* **READING PASSAGE**
==================================================

- Education: St. Xavier's College, Ahmedabad
- Occupation: Actress
- Years active: 2017–present

= Deeksha Joshi =

Indian actress

Deeksha Joshi is an Indian actress from Gujarat who primarily works in the Gujarati film industry. She made her acting debut in 2017 with the film Shubh Aarambh, followed by Karsandas Pay & Use (2017), Sharato Lagu (2018), Dhunki (2019).

== Early life ==
She studied English Literature from St. Xavier's College, Ahmedabad.

== Career ==
Deeksha made her debut with the movie Shubh Aarambh, directed by Amit Barot in 2017. She then starred in other two movies Karsandas Pay & Use and Colorbaaj in the same year.

Her next project was Sharato Lagu alongside Malhar Thakkar. She won the "GIFA best actress of the year" in 2018 for her role in Sharato Lagu. Her next venture was Dhunki starring with Pratik Gandhi which was acclaimed critically.

In 2020, Deeksha received the "Critics' Choice Film Awards Best Actress (Gujarati)" for Dhunki. Deeksha did the titular role in the romantic comedy film Luv Ni Love Storys directed by Durgesh Tanna which was also released in 2020.

She made her Bollywood debut in the Ranveer Singh starrer Jayeshbhai Jordaar directed by Divyang Thakkar.

She will be also seen in Chandresh Bhatt's untitled project opposite Esha Kansara and Gaurav Paswala.

Sonce December 2025, Joshi makes her Hindi TV Debut with SAB TV's Pushpa Impossible where she replaced Garima Parihar as Deepti "Deepu" Parikh Patel.

==================================================

* **TO BE DONE**
a: According to the Deeksha Joshi biography, which film earned her the GIFA best actress award in 2018?
b: Rewrite the passage of the Deeksha Joshi biography that begins at the words "In 2020, Deeksha" and stops after "by Divyang Thakkar.", with "romantic comedy" replaced by "family drama".
The entries after this point come from a separate source.

==================================================

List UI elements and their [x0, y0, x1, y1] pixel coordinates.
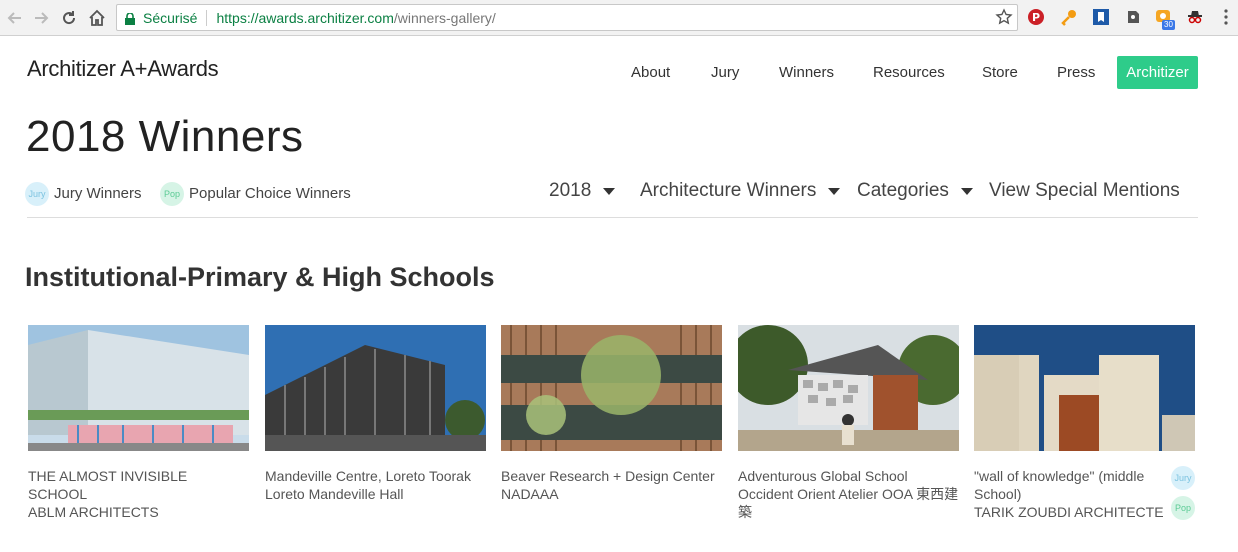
key-extension-icon[interactable]	[1060, 8, 1078, 26]
jury-badge-icon: Jury	[25, 182, 49, 206]
address-bar[interactable]: Sécurisé https://awards.architizer.com/w…	[116, 4, 1018, 31]
forward-arrow-icon[interactable]	[30, 7, 52, 29]
project-card[interactable]: Adventurous Global School Occident Orien…	[738, 325, 959, 521]
nav-about[interactable]: About	[631, 64, 670, 81]
divider	[27, 217, 1198, 218]
lock-icon	[125, 11, 135, 25]
popular-choice-label: Popular Choice Winners	[189, 185, 351, 202]
project-image[interactable]	[974, 325, 1195, 451]
menu-kebab-icon[interactable]	[1217, 8, 1235, 26]
extension-badge-count: 30	[1162, 20, 1175, 30]
url-text: https://awards.architizer.com/winners-ga…	[216, 10, 495, 26]
project-firm[interactable]: TARIK ZOUBDI ARCHITECTE	[974, 503, 1195, 521]
project-title[interactable]: THE ALMOST INVISIBLE SCHOOL	[28, 467, 249, 503]
page-title: 2018 Winners	[26, 112, 304, 161]
project-title[interactable]: "wall of knowledge" (middle School)	[974, 467, 1195, 503]
chevron-down-icon	[828, 187, 841, 195]
browser-toolbar: Sécurisé https://awards.architizer.com/w…	[0, 0, 1238, 36]
project-title[interactable]: Adventurous Global School	[738, 467, 959, 485]
incognito-icon[interactable]	[1186, 8, 1204, 26]
categories-dropdown[interactable]: Categories	[857, 180, 973, 202]
categories-label: Categories	[857, 180, 949, 201]
bookmark-extension-icon[interactable]	[1092, 8, 1110, 26]
project-firm[interactable]: Loreto Mandeville Hall	[265, 485, 486, 503]
extension-with-badge-icon[interactable]: 30	[1155, 8, 1175, 30]
nav-resources[interactable]: Resources	[873, 64, 945, 81]
nav-jury[interactable]: Jury	[711, 64, 739, 81]
year-dropdown[interactable]: 2018	[549, 180, 616, 202]
year-dropdown-label: 2018	[549, 180, 592, 201]
divider	[206, 9, 208, 26]
project-card[interactable]: Mandeville Centre, Loreto Toorak Loreto …	[265, 325, 486, 503]
winner-type-label: Architecture Winners	[640, 180, 817, 201]
project-card[interactable]: "wall of knowledge" (middle School) TARI…	[974, 325, 1195, 521]
special-mentions-link[interactable]: View Special Mentions	[989, 180, 1180, 202]
nav-winners[interactable]: Winners	[779, 64, 834, 81]
project-image[interactable]	[738, 325, 959, 451]
back-arrow-icon[interactable]	[4, 7, 26, 29]
jury-winners-label: Jury Winners	[54, 185, 142, 202]
nav-store[interactable]: Store	[982, 64, 1018, 81]
pinterest-icon[interactable]: P	[1027, 8, 1045, 26]
site-logo[interactable]: Architizer A+Awards	[27, 56, 219, 82]
pop-badge-icon: Pop	[1171, 496, 1195, 520]
section-title: Institutional-Primary & High Schools	[25, 262, 495, 292]
project-firm[interactable]: NADAAA	[501, 485, 722, 503]
bookmark-star-icon[interactable]	[995, 8, 1013, 29]
pop-badge-icon: Pop	[160, 182, 184, 206]
url-host: https://awards.architizer.com	[216, 9, 394, 26]
jury-badge-icon: Jury	[1171, 466, 1195, 490]
home-icon[interactable]	[86, 7, 108, 29]
project-title[interactable]: Beaver Research + Design Center	[501, 467, 722, 485]
architizer-button[interactable]: Architizer	[1117, 56, 1198, 89]
project-firm[interactable]: ABLM ARCHITECTS	[28, 503, 249, 521]
chevron-down-icon	[603, 187, 616, 195]
project-title[interactable]: Mandeville Centre, Loreto Toorak	[265, 467, 486, 485]
chevron-down-icon	[960, 187, 973, 195]
reload-icon[interactable]	[58, 7, 80, 29]
project-firm[interactable]: Occident Orient Atelier OOA 東西建築	[738, 485, 959, 521]
secure-label: Sécurisé	[143, 9, 198, 26]
project-image[interactable]	[501, 325, 722, 451]
svg-text:P: P	[1032, 11, 1040, 24]
project-image[interactable]	[28, 325, 249, 451]
winner-type-dropdown[interactable]: Architecture Winners	[640, 180, 841, 202]
evernote-icon[interactable]	[1124, 8, 1142, 26]
url-path: /winners-gallery/	[393, 9, 496, 26]
project-card[interactable]: THE ALMOST INVISIBLE SCHOOL ABLM ARCHITE…	[28, 325, 249, 521]
project-image[interactable]	[265, 325, 486, 451]
project-card[interactable]: Beaver Research + Design Center NADAAA	[501, 325, 722, 503]
nav-press[interactable]: Press	[1057, 64, 1095, 81]
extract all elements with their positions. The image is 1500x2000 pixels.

==================================================

* **RESPONSES TO THE EXERCISE**
a: Sharato Lagu

b:
In 2020, Deeksha received the "Critics' Choice Film Awards Best Actress (Gujarati)" for Dhunki. Deeksha did the titular role in the family drama film Luv Ni Love Storys directed by Durgesh Tanna which was also released in 2020.

She made her Bollywood debut in the Ranveer Singh starrer Jayeshbhai Jordaar directed by Divyang Thakkar.